STATED PROBLEM:
Transcribe all the entries word for word, skipping the pictures.

MATERIALS PROVIDED:
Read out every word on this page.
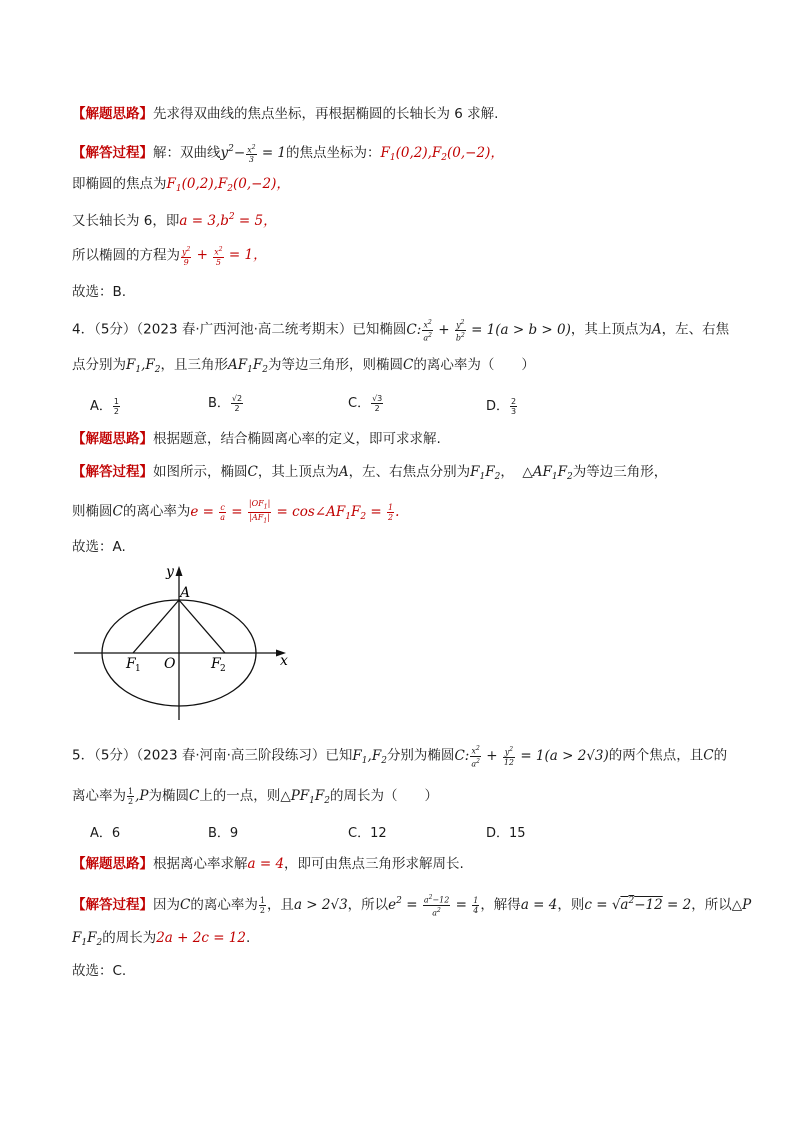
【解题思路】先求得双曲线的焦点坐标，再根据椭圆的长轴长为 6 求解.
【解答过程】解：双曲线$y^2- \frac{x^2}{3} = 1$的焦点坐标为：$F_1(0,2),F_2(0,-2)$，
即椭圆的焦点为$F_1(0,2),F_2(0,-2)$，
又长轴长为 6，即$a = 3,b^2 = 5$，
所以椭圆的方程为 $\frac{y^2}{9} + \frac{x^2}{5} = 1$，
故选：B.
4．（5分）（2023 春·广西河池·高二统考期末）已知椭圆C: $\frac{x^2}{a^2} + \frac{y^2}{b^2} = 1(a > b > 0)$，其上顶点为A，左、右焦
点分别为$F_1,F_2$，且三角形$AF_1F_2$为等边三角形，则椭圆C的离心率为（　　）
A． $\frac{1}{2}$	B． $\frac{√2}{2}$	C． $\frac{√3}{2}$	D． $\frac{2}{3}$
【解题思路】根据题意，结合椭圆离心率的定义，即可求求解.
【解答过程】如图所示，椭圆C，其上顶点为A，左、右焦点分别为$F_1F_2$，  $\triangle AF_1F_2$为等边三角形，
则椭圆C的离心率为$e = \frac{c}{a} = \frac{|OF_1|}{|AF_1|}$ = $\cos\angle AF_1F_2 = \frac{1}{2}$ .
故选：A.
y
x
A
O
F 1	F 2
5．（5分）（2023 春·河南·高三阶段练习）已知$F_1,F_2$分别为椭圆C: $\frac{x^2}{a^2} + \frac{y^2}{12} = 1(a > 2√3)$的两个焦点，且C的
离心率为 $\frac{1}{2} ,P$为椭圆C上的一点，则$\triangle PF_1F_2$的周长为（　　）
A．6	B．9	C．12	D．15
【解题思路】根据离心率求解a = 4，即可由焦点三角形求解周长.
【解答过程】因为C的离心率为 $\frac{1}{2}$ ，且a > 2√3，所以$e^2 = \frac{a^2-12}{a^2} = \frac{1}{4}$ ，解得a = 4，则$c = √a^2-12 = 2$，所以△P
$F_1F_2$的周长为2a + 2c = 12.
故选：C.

SOLUTION TO THE PROBLEM:
Read out every word on this page.
【解题思路】先求得双曲线的焦点坐标，再根据椭圆的长轴长为 6 求解.
【解答过程】解：双曲线$y^2- \frac{x^2}{3} = 1$的焦点坐标为：$F_1(0,2),F_2(0,-2)$，
即椭圆的焦点为$F_1(0,2),F_2(0,-2)$，
又长轴长为 6，即$a = 3,b^2 = 5$，
所以椭圆的方程为 $\frac{y^2}{9} + \frac{x^2}{5} = 1$，
故选：B.
4．（5分）（2023 春·广西河池·高二统考期末）已知椭圆C: $\frac{x^2}{a^2} + \frac{y^2}{b^2} = 1(a > b > 0)$，其上顶点为A，左、右焦
点分别为$F_1,F_2$，且三角形$AF_1F_2$为等边三角形，则椭圆C的离心率为（　　）
A． $\frac{1}{2}$	B． $\frac{√2}{2}$	C． $\frac{√3}{2}$	D． $\frac{2}{3}$
【解题思路】根据题意，结合椭圆离心率的定义，即可求求解.
【解答过程】如图所示，椭圆C，其上顶点为A，左、右焦点分别为$F_1F_2$，  $\triangle AF_1F_2$为等边三角形，
则椭圆C的离心率为$e = \frac{c}{a} = \frac{|OF_1|}{|AF_1|}$ = $\cos\angle AF_1F_2 = \frac{1}{2}$ .
故选：A.
y
x
A
O
F 1	F 2
5．（5分）（2023 春·河南·高三阶段练习）已知$F_1,F_2$分别为椭圆C: $\frac{x^2}{a^2} + \frac{y^2}{12} = 1(a > 2√3)$的两个焦点，且C的
离心率为 $\frac{1}{2} ,P$为椭圆C上的一点，则$\triangle PF_1F_2$的周长为（　　）
A．6	B．9	C．12	D．15
【解题思路】根据离心率求解a = 4，即可由焦点三角形求解周长.
【解答过程】因为C的离心率为 $\frac{1}{2}$ ，且a > 2√3，所以$e^2 = \frac{a^2-12}{a^2} = \frac{1}{4}$ ，解得a = 4，则$c = √a^2-12 = 2$，所以△P
$F_1F_2$的周长为2a + 2c = 12.
故选：C.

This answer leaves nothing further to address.